_Request_. Find every line in the records below that holds the word "Time", and copy each one.

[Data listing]
►
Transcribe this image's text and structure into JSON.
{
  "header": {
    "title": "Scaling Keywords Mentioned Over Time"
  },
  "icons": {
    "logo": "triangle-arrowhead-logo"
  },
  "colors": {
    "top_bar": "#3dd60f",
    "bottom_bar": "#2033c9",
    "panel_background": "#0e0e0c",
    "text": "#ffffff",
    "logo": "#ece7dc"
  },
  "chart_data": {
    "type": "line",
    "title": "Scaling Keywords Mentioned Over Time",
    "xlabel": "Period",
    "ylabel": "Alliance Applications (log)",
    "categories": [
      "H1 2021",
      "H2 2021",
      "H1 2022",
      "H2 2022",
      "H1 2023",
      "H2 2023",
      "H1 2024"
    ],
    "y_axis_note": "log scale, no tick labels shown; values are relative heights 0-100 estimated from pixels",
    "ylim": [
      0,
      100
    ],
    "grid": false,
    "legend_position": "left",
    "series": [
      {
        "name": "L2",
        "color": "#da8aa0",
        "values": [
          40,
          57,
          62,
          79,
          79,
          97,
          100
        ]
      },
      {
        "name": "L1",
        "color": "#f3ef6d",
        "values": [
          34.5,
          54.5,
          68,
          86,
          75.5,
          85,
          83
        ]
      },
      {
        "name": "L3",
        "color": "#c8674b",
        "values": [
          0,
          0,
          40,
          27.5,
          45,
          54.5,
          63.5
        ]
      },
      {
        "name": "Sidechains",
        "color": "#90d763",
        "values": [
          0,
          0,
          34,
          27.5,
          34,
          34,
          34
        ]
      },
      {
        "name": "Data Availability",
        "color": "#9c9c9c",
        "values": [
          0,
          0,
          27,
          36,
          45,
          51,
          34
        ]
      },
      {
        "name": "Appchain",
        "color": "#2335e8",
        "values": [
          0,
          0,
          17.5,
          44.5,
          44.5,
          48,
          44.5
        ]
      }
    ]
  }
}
◄
_Reply to the exercise_.
    "title": "Scaling Keywords Mentioned Over Time"
    "title": "Scaling Keywords Mentioned Over Time",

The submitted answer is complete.